**WHAT YOU ARE ASKED TO DO**
Please print every record below exactly as it appears.
___ DATA FOR PROCESSING
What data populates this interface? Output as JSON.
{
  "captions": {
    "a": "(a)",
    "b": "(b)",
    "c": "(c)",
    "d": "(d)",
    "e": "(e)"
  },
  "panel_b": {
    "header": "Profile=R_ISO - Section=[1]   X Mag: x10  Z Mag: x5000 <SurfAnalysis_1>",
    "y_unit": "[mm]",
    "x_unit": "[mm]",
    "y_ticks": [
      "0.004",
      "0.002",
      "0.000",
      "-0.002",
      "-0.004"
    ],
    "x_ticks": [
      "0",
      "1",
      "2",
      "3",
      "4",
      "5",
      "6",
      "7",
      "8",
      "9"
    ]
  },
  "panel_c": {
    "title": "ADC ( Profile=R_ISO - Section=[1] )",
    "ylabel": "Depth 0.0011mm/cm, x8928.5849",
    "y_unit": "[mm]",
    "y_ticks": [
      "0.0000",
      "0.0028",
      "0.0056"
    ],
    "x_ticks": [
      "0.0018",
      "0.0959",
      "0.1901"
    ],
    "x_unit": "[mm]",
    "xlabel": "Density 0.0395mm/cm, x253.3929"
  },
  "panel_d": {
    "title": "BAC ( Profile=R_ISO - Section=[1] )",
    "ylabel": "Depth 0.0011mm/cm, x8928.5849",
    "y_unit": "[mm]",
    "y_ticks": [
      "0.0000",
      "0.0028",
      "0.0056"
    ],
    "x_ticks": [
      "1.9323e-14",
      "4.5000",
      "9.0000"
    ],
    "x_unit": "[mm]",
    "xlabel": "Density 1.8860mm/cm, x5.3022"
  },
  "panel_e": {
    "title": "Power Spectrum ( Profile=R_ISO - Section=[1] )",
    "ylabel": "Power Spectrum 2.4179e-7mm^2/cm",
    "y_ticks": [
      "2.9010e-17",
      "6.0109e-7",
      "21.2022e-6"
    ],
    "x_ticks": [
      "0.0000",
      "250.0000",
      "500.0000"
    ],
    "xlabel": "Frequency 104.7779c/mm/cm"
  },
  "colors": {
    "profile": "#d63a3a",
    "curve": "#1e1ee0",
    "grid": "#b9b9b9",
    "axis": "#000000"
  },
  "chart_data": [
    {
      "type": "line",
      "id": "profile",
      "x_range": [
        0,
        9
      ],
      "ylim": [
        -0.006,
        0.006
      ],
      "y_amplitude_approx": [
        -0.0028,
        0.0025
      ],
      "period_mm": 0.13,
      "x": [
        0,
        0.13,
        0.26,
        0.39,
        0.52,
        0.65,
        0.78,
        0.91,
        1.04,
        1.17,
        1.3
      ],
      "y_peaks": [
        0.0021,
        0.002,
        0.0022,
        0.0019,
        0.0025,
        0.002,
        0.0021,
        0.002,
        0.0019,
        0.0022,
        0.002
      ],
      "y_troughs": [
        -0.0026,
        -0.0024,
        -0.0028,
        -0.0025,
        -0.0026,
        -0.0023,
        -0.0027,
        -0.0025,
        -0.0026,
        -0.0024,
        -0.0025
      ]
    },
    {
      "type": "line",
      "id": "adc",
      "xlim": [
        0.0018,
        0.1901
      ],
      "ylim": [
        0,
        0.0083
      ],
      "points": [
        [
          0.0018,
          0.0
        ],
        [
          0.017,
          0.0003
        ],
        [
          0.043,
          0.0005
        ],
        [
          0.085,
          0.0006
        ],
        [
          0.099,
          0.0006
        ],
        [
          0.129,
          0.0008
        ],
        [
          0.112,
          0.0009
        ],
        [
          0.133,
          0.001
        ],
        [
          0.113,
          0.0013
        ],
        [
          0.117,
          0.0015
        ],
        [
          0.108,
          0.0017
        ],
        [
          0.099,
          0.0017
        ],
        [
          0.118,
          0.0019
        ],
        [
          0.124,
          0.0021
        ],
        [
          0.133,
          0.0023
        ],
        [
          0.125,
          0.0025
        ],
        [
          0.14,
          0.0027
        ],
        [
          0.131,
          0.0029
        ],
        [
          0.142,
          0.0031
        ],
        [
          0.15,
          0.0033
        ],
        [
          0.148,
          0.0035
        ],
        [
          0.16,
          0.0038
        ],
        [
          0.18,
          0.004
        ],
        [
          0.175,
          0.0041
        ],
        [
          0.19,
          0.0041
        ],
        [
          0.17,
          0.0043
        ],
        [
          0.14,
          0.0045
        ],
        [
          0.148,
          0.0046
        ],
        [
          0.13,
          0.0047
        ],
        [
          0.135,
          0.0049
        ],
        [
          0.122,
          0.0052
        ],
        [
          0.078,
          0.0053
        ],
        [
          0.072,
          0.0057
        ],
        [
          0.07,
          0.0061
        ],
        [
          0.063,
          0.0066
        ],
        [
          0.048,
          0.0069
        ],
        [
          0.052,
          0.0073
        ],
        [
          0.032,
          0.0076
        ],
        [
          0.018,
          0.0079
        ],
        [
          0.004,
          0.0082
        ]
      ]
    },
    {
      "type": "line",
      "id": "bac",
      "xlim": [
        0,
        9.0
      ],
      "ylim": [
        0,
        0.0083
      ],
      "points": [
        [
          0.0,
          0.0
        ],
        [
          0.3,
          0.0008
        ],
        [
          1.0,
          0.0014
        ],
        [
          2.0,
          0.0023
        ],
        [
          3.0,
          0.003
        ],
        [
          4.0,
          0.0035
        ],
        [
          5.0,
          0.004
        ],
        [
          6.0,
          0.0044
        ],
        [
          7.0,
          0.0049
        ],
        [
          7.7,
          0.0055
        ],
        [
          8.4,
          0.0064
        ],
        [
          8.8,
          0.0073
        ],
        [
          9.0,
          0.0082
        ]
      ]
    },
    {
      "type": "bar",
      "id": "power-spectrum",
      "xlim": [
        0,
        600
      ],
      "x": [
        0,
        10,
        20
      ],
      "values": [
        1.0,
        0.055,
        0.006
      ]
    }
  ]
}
______
**RESPONSE**
What data populates this interface? Output as JSON.
{
  "captions": {
    "a": "(a)",
    "b": "(b)",
    "c": "(c)",
    "d": "(d)",
    "e": "(e)"
  },
  "panel_b": {
    "header": "Profile=R_ISO - Section=[1]   X Mag: x10  Z Mag: x5000 <SurfAnalysis_1>",
    "y_unit": "[mm]",
    "x_unit": "[mm]",
    "y_ticks": [
      "0.004",
      "0.002",
      "0.000",
      "-0.002",
      "-0.004"
    ],
    "x_ticks": [
      "0",
      "1",
      "2",
      "3",
      "4",
      "5",
      "6",
      "7",
      "8",
      "9"
    ]
  },
  "panel_c": {
    "title": "ADC ( Profile=R_ISO - Section=[1] )",
    "ylabel": "Depth 0.0011mm/cm, x8928.5849",
    "y_unit": "[mm]",
    "y_ticks": [
      "0.0000",
      "0.0028",
      "0.0056"
    ],
    "x_ticks": [
      "0.0018",
      "0.0959",
      "0.1901"
    ],
    "x_unit": "[mm]",
    "xlabel": "Density 0.0395mm/cm, x253.3929"
  },
  "panel_d": {
    "title": "BAC ( Profile=R_ISO - Section=[1] )",
    "ylabel": "Depth 0.0011mm/cm, x8928.5849",
    "y_unit": "[mm]",
    "y_ticks": [
      "0.0000",
      "0.0028",
      "0.0056"
    ],
    "x_ticks": [
      "1.9323e-14",
      "4.5000",
      "9.0000"
    ],
    "x_unit": "[mm]",
    "xlabel": "Density 1.8860mm/cm, x5.3022"
  },
  "panel_e": {
    "title": "Power Spectrum ( Profile=R_ISO - Section=[1] )",
    "ylabel": "Power Spectrum 2.4179e-7mm^2/cm",
    "y_ticks": [
      "2.9010e-17",
      "6.0109e-7",
      "21.2022e-6"
    ],
    "x_ticks": [
      "0.0000",
      "250.0000",
      "500.0000"
    ],
    "xlabel": "Frequency 104.7779c/mm/cm"
  },
  "colors": {
    "profile": "#d63a3a",
    "curve": "#1e1ee0",
    "grid": "#b9b9b9",
    "axis": "#000000"
  },
  "chart_data": [
    {
      "type": "line",
      "id": "profile",
      "x_range": [
        0,
        9
      ],
      "ylim": [
        -0.006,
        0.006
      ],
      "y_amplitude_approx": [
        -0.0028,
        0.0025
      ],
      "period_mm": 0.13,
      "x": [
        0,
        0.13,
        0.26,
        0.39,
        0.52,
        0.65,
        0.78,
        0.91,
        1.04,
        1.17,
        1.3
      ],
      "y_peaks": [
        0.0021,
        0.002,
        0.0022,
        0.0019,
        0.0025,
        0.002,
        0.0021,
        0.002,
        0.0019,
        0.0022,
        0.002
      ],
      "y_troughs": [
        -0.0026,
        -0.0024,
        -0.0028,
        -0.0025,
        -0.0026,
        -0.0023,
        -0.0027,
        -0.0025,
        -0.0026,
        -0.0024,
        -0.0025
      ]
    },
    {
      "type": "line",
      "id": "adc",
      "xlim": [
        0.0018,
        0.1901
      ],
      "ylim": [
        0,
        0.0083
      ],
      "points": [
        [
          0.0018,
          0.0
        ],
        [
          0.017,
          0.0003
        ],
        [
          0.043,
          0.0005
        ],
        [
          0.085,
          0.0006
        ],
        [
          0.099,
          0.0006
        ],
        [
          0.129,
          0.0008
        ],
        [
          0.112,
          0.0009
        ],
        [
          0.133,
          0.001
        ],
        [
          0.113,
          0.0013
        ],
        [
          0.117,
          0.0015
        ],
        [
          0.108,
          0.0017
        ],
        [
          0.099,
          0.0017
        ],
        [
          0.118,
          0.0019
        ],
        [
          0.124,
          0.0021
        ],
        [
          0.133,
          0.0023
        ],
        [
          0.125,
          0.0025
        ],
        [
          0.14,
          0.0027
        ],
        [
          0.131,
          0.0029
        ],
        [
          0.142,
          0.0031
        ],
        [
          0.15,
          0.0033
        ],
        [
          0.148,
          0.0035
        ],
        [
          0.16,
          0.0038
        ],
        [
          0.18,
          0.004
        ],
        [
          0.175,
          0.0041
        ],
        [
          0.19,
          0.0041
        ],
        [
          0.17,
          0.0043
        ],
        [
          0.14,
          0.0045
        ],
        [
          0.148,
          0.0046
        ],
        [
          0.13,
          0.0047
        ],
        [
          0.135,
          0.0049
        ],
        [
          0.122,
          0.0052
        ],
        [
          0.078,
          0.0053
        ],
        [
          0.072,
          0.0057
        ],
        [
          0.07,
          0.0061
        ],
        [
          0.063,
          0.0066
        ],
        [
          0.048,
          0.0069
        ],
        [
          0.052,
          0.0073
        ],
        [
          0.032,
          0.0076
        ],
        [
          0.018,
          0.0079
        ],
        [
          0.004,
          0.0082
        ]
      ]
    },
    {
      "type": "line",
      "id": "bac",
      "xlim": [
        0,
        9.0
      ],
      "ylim": [
        0,
        0.0083
      ],
      "points": [
        [
          0.0,
          0.0
        ],
        [
          0.3,
          0.0008
        ],
        [
          1.0,
          0.0014
        ],
        [
          2.0,
          0.0023
        ],
        [
          3.0,
          0.003
        ],
        [
          4.0,
          0.0035
        ],
        [
          5.0,
          0.004
        ],
        [
          6.0,
          0.0044
        ],
        [
          7.0,
          0.0049
        ],
        [
          7.7,
          0.0055
        ],
        [
          8.4,
          0.0064
        ],
        [
          8.8,
          0.0073
        ],
        [
          9.0,
          0.0082
        ]
      ]
    },
    {
      "type": "bar",
      "id": "power-spectrum",
      "xlim": [
        0,
        600
      ],
      "x": [
        0,
        10,
        20
      ],
      "values": [
        1.0,
        0.055,
        0.006
      ]
    }
  ]
}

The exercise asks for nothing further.